_Supplied records_
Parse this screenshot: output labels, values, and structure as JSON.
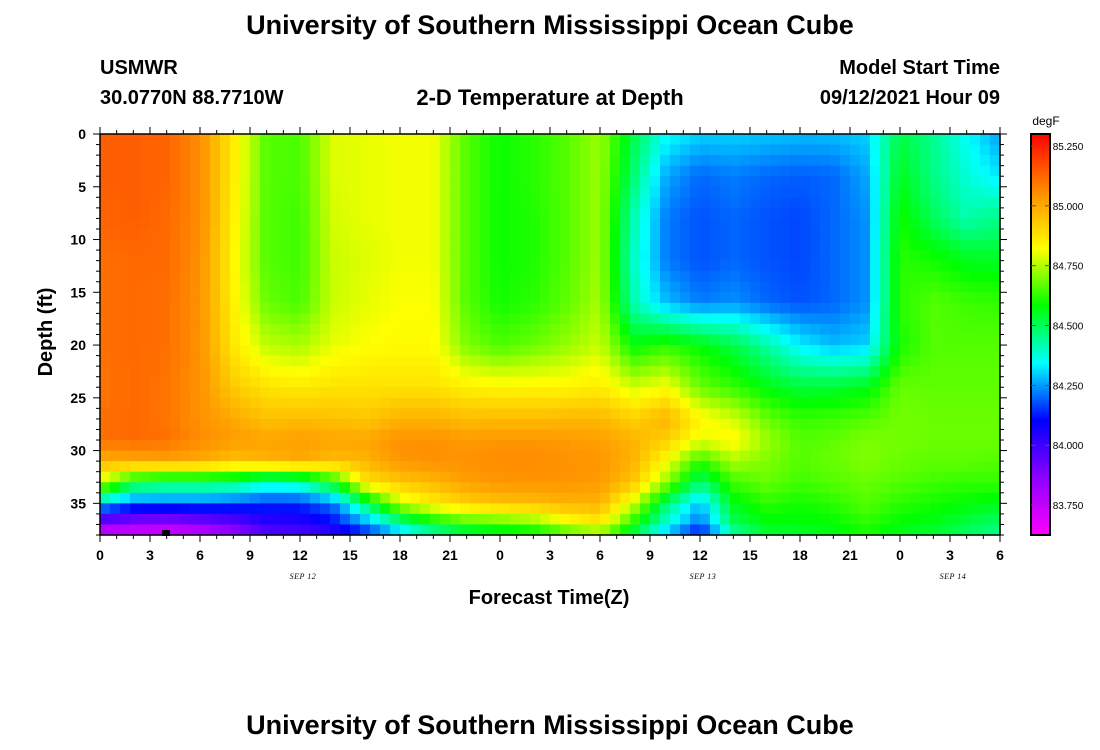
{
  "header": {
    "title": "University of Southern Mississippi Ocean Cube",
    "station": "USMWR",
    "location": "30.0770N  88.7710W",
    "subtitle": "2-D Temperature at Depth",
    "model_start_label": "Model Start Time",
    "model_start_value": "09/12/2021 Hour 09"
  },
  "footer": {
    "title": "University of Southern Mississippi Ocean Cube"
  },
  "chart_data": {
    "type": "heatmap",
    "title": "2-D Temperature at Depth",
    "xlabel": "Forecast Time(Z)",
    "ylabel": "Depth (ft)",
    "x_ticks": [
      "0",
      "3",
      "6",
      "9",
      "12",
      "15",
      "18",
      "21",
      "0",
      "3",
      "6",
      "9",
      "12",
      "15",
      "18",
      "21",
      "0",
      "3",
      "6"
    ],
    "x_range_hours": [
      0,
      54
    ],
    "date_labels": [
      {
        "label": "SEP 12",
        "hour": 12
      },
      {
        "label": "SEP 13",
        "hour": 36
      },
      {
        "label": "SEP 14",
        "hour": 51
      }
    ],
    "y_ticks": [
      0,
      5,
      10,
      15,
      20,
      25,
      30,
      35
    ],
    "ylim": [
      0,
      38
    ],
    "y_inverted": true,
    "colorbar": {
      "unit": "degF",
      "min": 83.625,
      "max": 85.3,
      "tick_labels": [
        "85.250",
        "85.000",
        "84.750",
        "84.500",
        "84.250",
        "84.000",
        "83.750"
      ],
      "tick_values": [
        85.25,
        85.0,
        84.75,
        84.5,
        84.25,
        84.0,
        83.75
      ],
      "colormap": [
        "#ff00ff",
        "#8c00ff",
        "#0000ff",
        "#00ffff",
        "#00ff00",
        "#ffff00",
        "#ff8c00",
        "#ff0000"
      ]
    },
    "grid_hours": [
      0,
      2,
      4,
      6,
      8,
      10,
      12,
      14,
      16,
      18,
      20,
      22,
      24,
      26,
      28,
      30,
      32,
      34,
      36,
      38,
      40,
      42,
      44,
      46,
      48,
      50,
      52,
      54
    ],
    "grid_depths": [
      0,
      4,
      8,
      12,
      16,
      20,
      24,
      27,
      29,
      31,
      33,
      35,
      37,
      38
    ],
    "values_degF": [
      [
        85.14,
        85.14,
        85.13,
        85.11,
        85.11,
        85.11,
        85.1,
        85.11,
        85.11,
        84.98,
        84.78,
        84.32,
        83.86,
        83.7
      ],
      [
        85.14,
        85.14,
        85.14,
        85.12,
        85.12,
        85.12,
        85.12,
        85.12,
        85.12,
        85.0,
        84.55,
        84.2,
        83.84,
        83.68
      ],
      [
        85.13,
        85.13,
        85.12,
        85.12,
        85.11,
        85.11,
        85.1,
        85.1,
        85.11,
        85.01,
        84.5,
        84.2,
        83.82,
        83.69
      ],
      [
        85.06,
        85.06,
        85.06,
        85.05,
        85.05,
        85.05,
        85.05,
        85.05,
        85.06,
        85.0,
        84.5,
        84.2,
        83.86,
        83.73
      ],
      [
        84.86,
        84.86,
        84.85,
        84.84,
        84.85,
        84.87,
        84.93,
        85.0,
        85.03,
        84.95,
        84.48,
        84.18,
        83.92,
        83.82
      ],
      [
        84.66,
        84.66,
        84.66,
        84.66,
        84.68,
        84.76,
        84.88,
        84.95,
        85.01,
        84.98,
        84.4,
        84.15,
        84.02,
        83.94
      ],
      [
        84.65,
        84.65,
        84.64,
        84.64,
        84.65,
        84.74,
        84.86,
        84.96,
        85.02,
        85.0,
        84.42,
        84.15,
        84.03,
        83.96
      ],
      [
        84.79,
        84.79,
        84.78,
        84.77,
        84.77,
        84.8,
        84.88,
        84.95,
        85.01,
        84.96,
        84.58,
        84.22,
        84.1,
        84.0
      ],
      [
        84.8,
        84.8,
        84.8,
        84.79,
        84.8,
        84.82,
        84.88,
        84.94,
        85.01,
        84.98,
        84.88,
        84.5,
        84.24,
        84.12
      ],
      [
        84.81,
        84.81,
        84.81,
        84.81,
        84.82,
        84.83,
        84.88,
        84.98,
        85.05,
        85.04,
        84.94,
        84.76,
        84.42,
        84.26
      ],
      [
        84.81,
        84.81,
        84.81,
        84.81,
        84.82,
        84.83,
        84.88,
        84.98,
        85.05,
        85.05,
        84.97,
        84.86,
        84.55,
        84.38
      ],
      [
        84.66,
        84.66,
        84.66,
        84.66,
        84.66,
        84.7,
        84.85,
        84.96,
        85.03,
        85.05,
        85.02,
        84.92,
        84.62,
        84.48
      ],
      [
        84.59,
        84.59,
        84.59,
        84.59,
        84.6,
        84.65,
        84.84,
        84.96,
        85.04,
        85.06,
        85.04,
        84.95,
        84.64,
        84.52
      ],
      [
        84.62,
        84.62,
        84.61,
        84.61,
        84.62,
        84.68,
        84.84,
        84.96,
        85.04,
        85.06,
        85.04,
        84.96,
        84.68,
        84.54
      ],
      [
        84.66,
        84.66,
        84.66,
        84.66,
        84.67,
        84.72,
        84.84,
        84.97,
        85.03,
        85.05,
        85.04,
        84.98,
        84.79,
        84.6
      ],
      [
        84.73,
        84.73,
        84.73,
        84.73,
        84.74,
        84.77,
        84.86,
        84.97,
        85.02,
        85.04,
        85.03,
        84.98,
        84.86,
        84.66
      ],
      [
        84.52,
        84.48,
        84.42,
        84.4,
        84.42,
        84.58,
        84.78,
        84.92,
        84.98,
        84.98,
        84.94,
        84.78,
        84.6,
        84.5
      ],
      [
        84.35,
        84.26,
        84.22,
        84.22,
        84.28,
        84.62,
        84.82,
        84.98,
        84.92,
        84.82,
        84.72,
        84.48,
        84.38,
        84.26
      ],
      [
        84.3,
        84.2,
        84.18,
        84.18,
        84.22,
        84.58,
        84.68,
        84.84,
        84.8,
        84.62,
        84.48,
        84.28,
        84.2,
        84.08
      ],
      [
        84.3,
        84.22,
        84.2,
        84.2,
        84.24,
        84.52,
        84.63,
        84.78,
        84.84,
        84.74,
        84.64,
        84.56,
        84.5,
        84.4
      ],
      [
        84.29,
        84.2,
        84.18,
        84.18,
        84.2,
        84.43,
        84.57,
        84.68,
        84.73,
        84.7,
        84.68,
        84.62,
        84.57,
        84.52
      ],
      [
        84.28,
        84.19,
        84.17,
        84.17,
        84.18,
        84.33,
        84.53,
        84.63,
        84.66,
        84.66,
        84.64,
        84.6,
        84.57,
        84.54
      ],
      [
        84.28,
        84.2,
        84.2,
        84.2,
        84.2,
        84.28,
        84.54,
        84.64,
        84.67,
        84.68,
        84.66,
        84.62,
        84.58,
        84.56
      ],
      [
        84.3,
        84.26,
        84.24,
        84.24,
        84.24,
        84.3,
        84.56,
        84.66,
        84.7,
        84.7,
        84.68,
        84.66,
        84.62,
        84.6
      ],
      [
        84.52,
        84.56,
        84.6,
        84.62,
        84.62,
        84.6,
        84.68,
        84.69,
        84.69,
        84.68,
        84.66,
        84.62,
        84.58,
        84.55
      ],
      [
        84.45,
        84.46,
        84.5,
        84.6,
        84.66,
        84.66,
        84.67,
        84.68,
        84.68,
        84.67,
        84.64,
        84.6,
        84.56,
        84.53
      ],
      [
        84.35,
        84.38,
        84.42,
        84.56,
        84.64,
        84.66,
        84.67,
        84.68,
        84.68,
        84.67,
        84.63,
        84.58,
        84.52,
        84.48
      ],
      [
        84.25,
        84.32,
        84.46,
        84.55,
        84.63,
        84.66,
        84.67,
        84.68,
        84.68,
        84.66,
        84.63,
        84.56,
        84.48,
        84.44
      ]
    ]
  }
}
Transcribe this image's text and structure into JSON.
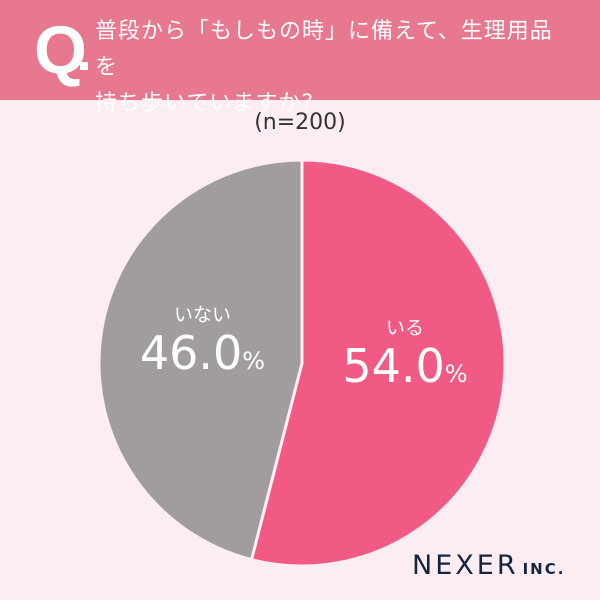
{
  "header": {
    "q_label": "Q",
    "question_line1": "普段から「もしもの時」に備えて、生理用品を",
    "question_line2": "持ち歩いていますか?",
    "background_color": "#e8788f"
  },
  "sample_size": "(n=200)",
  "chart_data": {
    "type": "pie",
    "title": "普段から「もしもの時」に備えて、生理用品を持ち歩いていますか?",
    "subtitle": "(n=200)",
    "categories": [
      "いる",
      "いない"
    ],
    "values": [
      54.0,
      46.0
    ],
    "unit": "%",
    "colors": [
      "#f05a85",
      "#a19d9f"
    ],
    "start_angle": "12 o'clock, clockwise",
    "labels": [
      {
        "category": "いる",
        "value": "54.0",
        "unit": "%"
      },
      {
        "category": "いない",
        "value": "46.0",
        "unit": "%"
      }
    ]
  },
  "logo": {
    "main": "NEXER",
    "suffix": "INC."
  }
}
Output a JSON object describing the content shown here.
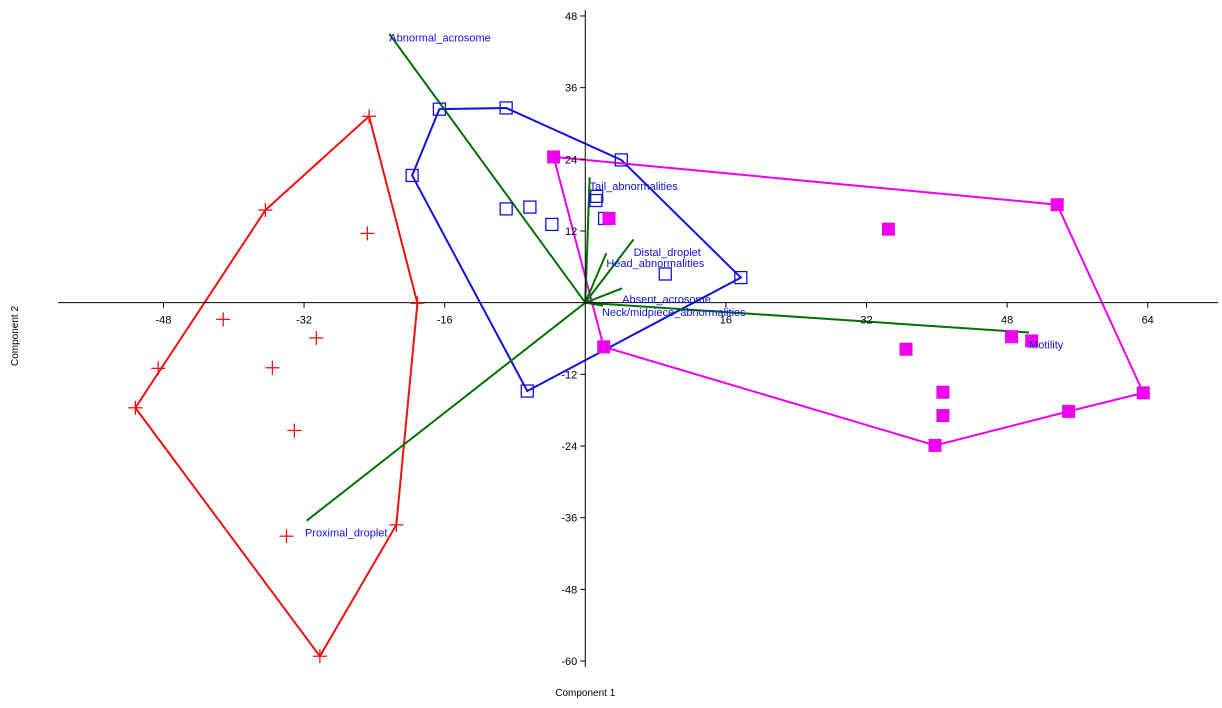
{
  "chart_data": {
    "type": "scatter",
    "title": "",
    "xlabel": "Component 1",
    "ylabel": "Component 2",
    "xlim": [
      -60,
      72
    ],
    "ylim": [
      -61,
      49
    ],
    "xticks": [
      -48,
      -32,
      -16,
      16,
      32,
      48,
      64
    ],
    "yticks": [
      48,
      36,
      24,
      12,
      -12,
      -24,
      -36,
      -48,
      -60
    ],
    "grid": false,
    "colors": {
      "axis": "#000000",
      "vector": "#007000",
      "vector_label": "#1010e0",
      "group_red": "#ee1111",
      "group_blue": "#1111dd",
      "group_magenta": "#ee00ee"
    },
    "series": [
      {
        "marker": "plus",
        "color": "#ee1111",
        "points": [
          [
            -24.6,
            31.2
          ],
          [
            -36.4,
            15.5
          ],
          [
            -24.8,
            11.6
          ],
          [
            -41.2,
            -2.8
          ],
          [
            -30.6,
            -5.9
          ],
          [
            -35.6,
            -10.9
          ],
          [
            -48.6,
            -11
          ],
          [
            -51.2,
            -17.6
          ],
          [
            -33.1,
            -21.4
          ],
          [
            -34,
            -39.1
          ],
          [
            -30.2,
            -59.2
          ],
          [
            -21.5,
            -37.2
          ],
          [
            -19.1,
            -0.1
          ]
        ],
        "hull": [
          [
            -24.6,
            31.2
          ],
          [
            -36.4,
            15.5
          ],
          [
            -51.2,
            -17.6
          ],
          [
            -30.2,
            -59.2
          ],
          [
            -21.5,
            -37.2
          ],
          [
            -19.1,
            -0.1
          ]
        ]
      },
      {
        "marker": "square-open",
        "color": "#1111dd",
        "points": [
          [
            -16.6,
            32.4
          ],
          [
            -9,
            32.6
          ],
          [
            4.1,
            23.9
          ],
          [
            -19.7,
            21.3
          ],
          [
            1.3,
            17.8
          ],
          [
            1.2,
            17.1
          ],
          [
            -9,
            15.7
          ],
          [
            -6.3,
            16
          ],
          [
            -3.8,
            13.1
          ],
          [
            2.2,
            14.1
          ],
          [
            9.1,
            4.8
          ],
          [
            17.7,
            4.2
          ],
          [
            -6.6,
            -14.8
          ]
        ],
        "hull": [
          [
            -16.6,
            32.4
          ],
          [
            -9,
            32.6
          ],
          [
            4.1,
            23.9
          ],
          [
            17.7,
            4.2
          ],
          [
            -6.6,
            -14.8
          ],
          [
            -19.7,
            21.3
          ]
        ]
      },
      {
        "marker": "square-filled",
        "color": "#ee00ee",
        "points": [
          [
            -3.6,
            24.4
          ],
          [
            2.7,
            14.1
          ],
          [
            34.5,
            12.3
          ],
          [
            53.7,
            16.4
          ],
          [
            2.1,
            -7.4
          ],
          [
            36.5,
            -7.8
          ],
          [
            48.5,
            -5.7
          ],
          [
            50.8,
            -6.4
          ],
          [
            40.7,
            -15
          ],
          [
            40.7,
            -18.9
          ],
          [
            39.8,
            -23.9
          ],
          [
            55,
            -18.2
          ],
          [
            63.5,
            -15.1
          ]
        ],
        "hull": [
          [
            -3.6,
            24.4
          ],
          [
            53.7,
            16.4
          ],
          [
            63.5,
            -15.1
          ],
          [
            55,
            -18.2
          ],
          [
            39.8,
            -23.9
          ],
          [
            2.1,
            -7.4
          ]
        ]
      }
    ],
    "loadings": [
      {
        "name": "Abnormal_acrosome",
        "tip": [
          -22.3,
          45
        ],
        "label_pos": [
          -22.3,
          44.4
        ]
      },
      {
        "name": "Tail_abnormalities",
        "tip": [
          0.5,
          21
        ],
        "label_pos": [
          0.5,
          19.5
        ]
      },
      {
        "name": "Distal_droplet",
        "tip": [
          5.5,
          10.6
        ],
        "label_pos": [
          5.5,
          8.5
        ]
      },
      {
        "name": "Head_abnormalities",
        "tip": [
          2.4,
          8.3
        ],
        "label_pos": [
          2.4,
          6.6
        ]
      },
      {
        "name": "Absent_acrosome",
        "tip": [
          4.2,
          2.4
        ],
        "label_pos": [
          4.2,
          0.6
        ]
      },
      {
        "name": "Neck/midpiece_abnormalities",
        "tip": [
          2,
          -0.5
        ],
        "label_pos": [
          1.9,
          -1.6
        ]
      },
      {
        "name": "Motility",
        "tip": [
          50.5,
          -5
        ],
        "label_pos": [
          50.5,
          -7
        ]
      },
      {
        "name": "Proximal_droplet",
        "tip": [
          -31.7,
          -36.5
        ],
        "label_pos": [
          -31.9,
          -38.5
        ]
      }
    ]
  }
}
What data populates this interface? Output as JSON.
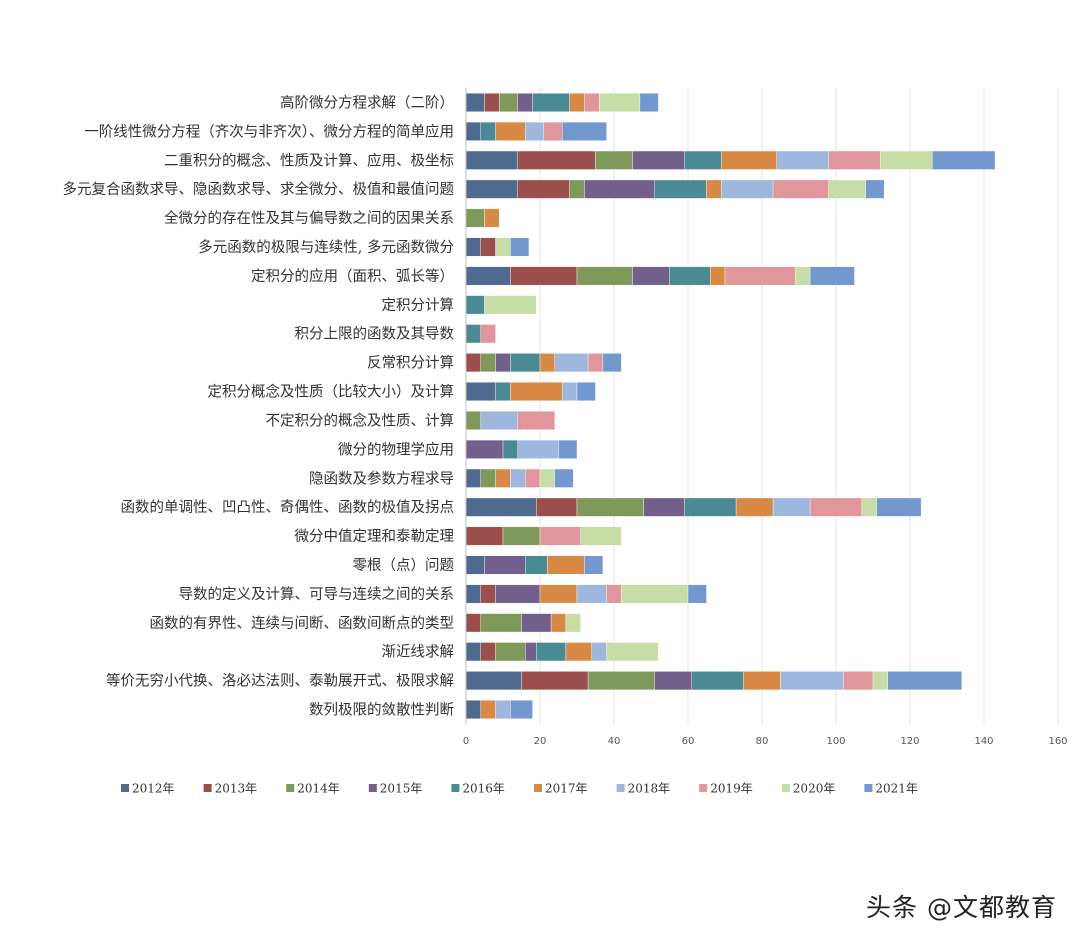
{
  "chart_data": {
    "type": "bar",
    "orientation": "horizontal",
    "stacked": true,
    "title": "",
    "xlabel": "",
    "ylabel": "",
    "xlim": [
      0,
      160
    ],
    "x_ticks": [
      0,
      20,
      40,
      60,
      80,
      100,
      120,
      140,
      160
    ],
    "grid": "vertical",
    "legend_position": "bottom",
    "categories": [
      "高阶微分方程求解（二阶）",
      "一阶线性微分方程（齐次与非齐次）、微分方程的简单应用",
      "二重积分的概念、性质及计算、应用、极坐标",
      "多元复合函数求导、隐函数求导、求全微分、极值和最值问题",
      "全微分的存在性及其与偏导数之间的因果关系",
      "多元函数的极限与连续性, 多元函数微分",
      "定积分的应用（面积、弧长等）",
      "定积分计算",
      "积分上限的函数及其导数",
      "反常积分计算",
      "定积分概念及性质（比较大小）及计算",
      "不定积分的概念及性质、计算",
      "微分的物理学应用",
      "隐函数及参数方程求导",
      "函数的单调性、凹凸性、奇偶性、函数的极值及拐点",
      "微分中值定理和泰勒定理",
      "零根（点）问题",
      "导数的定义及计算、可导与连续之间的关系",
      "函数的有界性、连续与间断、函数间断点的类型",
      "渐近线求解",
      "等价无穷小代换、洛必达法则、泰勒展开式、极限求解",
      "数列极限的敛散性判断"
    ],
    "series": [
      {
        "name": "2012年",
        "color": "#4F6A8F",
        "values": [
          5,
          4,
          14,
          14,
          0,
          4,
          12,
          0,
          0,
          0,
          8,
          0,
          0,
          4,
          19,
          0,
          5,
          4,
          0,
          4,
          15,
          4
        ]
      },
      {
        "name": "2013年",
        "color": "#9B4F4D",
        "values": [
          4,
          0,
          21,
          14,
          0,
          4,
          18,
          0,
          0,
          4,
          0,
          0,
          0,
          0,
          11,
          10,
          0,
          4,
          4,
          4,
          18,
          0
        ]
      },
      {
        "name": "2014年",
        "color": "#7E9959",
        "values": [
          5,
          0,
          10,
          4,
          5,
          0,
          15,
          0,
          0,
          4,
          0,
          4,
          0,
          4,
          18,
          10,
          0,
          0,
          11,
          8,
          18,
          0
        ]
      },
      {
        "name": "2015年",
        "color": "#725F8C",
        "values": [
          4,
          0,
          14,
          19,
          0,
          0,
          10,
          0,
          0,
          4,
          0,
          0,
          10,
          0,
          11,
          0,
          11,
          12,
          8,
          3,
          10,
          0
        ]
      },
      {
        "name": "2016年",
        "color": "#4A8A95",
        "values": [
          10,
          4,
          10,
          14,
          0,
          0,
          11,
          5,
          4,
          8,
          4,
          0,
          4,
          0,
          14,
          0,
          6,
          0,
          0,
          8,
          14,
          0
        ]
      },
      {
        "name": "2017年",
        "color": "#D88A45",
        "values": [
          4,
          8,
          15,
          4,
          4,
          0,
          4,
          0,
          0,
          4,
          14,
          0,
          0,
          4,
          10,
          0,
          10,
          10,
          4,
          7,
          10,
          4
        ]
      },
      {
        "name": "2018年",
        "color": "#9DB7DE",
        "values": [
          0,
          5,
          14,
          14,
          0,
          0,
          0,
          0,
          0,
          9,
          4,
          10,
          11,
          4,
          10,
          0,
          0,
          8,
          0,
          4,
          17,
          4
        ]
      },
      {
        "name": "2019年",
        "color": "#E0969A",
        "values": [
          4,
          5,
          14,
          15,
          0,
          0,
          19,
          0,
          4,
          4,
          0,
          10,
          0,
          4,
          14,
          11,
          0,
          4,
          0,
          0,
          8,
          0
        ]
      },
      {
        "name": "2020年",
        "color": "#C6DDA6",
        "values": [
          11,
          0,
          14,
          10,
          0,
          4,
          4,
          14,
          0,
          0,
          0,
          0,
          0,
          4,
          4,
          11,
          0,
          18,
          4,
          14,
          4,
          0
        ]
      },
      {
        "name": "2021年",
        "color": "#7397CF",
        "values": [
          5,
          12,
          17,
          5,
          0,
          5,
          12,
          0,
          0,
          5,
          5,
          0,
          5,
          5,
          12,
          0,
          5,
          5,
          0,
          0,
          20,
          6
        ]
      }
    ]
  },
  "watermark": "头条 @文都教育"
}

_Aim of the exercise_
Scan the material above. Copy each line where "Southern" occurs.

_Response to the task_
    "title": "University of Southern Mississippi Ocean Cube",
    "title": "University of Southern Mississippi Ocean Cube"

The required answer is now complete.